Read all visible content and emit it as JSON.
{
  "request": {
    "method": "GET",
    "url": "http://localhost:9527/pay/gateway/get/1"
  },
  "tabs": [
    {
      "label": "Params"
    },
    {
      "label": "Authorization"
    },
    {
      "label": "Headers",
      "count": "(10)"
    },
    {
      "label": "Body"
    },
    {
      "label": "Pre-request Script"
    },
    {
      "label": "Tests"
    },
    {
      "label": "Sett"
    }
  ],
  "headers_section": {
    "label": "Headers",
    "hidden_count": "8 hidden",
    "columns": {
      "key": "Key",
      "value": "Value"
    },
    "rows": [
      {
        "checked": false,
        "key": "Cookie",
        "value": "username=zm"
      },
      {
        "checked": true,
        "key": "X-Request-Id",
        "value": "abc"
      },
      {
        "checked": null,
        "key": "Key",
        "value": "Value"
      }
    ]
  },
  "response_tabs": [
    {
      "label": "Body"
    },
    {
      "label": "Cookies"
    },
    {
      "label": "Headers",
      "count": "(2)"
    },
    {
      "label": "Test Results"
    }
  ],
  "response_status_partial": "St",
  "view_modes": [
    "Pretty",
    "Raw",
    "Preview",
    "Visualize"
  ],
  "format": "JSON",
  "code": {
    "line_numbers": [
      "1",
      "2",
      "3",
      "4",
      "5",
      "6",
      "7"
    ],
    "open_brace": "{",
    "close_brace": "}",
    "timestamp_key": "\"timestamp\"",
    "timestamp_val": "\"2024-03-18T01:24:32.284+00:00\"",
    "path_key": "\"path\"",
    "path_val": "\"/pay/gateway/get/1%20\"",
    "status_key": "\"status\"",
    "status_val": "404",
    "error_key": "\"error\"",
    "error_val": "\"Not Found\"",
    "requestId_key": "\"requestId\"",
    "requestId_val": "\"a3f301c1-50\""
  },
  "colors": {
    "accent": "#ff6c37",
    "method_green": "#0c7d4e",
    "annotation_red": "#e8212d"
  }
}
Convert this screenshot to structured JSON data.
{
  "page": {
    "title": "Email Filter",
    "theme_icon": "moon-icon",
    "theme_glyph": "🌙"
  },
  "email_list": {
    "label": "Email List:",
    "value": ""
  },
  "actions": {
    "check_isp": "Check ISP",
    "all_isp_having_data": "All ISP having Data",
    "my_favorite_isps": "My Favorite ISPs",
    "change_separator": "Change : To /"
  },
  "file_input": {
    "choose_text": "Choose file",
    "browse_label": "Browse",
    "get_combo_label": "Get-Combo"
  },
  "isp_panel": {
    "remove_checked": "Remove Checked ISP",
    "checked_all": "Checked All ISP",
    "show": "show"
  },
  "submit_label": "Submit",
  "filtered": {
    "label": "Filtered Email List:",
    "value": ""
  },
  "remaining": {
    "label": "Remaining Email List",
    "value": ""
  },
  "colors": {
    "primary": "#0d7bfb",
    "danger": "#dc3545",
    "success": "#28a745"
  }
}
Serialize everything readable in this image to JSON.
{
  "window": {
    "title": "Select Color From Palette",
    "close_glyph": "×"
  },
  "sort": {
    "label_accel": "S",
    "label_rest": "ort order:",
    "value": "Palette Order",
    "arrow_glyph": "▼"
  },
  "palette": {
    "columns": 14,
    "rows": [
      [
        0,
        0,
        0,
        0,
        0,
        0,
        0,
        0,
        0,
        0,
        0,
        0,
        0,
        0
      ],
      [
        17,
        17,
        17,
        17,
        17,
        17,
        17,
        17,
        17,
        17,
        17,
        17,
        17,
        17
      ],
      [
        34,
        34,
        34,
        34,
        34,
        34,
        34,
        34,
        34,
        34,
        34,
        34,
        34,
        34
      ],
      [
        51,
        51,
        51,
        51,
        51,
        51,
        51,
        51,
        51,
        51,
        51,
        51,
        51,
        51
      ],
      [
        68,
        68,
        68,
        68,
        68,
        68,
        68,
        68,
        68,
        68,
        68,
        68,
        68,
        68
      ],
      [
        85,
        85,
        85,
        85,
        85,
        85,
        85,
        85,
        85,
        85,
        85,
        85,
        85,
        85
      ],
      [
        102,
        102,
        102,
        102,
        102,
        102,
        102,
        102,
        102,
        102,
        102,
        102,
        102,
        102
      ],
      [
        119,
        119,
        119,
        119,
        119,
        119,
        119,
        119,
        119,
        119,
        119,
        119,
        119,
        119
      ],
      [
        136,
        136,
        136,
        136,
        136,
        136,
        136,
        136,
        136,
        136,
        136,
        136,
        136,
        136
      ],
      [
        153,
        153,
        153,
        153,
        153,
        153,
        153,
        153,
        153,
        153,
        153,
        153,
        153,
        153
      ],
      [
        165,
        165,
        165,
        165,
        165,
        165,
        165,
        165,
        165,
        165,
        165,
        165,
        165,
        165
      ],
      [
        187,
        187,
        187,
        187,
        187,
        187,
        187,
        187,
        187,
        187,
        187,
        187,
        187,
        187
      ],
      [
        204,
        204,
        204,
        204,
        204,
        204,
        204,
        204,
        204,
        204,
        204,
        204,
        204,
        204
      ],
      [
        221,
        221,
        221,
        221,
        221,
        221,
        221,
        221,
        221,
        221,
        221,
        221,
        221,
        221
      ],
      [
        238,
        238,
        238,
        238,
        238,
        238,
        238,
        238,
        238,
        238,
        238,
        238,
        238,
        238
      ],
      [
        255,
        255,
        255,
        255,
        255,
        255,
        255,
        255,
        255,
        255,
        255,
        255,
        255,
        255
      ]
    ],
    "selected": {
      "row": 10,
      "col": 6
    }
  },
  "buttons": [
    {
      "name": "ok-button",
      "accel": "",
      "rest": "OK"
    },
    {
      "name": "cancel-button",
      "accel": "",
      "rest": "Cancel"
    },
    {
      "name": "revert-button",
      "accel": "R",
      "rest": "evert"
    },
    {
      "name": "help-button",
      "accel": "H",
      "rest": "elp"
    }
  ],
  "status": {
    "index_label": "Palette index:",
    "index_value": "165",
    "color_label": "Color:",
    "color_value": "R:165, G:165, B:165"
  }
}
= = = = =
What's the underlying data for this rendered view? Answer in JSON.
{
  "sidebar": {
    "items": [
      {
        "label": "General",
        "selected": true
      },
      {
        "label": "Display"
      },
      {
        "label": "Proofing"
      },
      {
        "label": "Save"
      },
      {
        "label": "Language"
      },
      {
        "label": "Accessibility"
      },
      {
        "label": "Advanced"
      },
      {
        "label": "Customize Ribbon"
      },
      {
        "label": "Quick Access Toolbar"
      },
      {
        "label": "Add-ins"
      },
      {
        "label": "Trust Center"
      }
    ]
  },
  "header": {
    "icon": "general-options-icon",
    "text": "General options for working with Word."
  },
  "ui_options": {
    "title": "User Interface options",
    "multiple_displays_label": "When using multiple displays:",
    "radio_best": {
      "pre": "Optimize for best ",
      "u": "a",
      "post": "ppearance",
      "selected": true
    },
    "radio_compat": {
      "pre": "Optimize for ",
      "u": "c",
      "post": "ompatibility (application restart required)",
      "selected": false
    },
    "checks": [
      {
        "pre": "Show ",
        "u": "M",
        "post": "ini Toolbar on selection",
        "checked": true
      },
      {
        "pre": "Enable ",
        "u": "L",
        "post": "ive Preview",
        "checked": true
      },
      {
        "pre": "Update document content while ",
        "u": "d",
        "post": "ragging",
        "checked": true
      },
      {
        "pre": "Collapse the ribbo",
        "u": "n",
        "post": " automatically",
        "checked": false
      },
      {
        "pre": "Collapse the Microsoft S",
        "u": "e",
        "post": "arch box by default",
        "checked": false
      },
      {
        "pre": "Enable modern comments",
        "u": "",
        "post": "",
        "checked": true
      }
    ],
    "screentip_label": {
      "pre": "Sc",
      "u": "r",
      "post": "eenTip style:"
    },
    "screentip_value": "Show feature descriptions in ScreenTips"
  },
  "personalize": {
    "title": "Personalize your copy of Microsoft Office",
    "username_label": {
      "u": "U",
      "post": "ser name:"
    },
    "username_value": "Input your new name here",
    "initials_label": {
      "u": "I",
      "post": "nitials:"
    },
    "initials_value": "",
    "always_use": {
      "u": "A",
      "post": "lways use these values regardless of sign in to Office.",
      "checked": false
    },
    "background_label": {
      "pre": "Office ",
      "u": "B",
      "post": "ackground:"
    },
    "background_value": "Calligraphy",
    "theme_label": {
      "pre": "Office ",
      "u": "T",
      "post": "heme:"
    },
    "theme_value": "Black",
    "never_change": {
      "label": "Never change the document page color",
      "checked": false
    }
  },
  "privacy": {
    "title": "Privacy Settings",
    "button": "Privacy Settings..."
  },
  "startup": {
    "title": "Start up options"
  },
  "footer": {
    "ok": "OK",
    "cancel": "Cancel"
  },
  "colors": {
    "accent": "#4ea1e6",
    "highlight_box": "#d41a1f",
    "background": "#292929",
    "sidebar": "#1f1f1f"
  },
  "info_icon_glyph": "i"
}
= = = = =
Pull out all lines from the listing that contain the string "this".

Convert this screenshot to structured JSON data.
Serialize everything readable in this image to JSON.
What's the underlying data for this rendered view? Answer in JSON.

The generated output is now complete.